▸ **SHORT PROBLEM**
Rewrite the records below, replacing every "Learning" with "Training" and keeping everything else the same.

▸ **TASK INPUTS**
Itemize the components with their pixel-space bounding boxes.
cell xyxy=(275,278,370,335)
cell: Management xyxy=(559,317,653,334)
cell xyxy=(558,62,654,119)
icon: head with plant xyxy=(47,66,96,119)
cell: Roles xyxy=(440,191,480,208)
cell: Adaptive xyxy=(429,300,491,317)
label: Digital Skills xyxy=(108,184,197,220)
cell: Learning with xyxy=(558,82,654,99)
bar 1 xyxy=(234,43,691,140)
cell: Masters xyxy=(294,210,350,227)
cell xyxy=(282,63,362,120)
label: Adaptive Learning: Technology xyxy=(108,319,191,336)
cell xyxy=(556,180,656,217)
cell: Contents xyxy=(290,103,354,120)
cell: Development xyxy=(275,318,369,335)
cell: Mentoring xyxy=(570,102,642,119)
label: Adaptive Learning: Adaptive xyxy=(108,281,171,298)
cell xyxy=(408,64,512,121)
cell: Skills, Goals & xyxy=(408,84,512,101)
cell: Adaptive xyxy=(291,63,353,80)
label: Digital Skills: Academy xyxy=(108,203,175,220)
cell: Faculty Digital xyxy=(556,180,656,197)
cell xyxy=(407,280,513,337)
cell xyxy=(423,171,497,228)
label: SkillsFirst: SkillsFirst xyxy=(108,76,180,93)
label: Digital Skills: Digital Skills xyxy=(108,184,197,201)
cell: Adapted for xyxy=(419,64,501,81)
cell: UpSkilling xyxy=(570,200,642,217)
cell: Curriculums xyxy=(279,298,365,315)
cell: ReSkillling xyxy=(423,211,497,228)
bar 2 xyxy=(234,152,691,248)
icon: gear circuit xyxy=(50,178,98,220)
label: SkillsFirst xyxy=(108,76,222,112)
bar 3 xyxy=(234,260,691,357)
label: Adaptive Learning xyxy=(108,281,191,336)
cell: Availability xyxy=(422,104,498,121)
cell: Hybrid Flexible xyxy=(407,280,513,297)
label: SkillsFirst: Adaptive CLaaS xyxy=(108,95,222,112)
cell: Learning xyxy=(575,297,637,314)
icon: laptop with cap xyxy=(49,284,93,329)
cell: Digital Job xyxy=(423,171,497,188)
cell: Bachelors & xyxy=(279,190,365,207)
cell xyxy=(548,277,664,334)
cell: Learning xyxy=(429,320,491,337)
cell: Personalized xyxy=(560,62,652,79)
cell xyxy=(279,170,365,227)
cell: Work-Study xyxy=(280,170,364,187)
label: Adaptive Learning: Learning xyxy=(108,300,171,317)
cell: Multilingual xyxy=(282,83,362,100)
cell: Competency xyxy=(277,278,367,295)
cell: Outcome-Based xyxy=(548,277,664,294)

▸ **EXERCISE SOLUTION**
Itemize the components with their pixel-space bounding boxes.
cell xyxy=(275,278,370,335)
cell: Management xyxy=(559,317,653,334)
cell xyxy=(558,62,654,119)
icon: head with plant xyxy=(47,66,96,119)
cell: Roles xyxy=(440,191,480,208)
cell: Adaptive xyxy=(429,300,491,317)
label: Digital Skills xyxy=(108,184,197,220)
cell: Training with xyxy=(558,82,654,99)
bar 1 xyxy=(234,43,691,140)
cell: Masters xyxy=(294,210,350,227)
cell xyxy=(282,63,362,120)
label: Adaptive Training: Technology xyxy=(108,319,191,336)
cell xyxy=(556,180,656,217)
cell: Contents xyxy=(290,103,354,120)
cell: Development xyxy=(275,318,369,335)
cell: Mentoring xyxy=(570,102,642,119)
label: Adaptive Training: Adaptive xyxy=(108,281,171,298)
cell xyxy=(408,64,512,121)
cell: Skills, Goals & xyxy=(408,84,512,101)
cell: Adaptive xyxy=(291,63,353,80)
label: Digital Skills: Academy xyxy=(108,203,175,220)
cell: Faculty Digital xyxy=(556,180,656,197)
cell xyxy=(407,280,513,337)
cell xyxy=(423,171,497,228)
label: SkillsFirst: SkillsFirst xyxy=(108,76,180,93)
label: Digital Skills: Digital Skills xyxy=(108,184,197,201)
cell: Adapted for xyxy=(419,64,501,81)
cell: UpSkilling xyxy=(570,200,642,217)
cell: Curriculums xyxy=(279,298,365,315)
cell: ReSkillling xyxy=(423,211,497,228)
bar 2 xyxy=(234,152,691,248)
icon: gear circuit xyxy=(50,178,98,220)
label: SkillsFirst xyxy=(108,76,222,112)
bar 3 xyxy=(234,260,691,357)
label: Adaptive Training xyxy=(108,281,191,336)
cell: Availability xyxy=(422,104,498,121)
cell: Hybrid Flexible xyxy=(407,280,513,297)
label: SkillsFirst: Adaptive CLaaS xyxy=(108,95,222,112)
cell: Training xyxy=(575,297,637,314)
icon: laptop with cap xyxy=(49,284,93,329)
cell: Digital Job xyxy=(423,171,497,188)
cell: Bachelors & xyxy=(279,190,365,207)
cell xyxy=(548,277,664,334)
cell: Training xyxy=(429,320,491,337)
cell: Personalized xyxy=(560,62,652,79)
cell xyxy=(279,170,365,227)
cell: Work-Study xyxy=(280,170,364,187)
label: Adaptive Training: Training xyxy=(108,300,171,317)
cell: Multilingual xyxy=(282,83,362,100)
cell: Competency xyxy=(277,278,367,295)
cell: Outcome-Based xyxy=(548,277,664,294)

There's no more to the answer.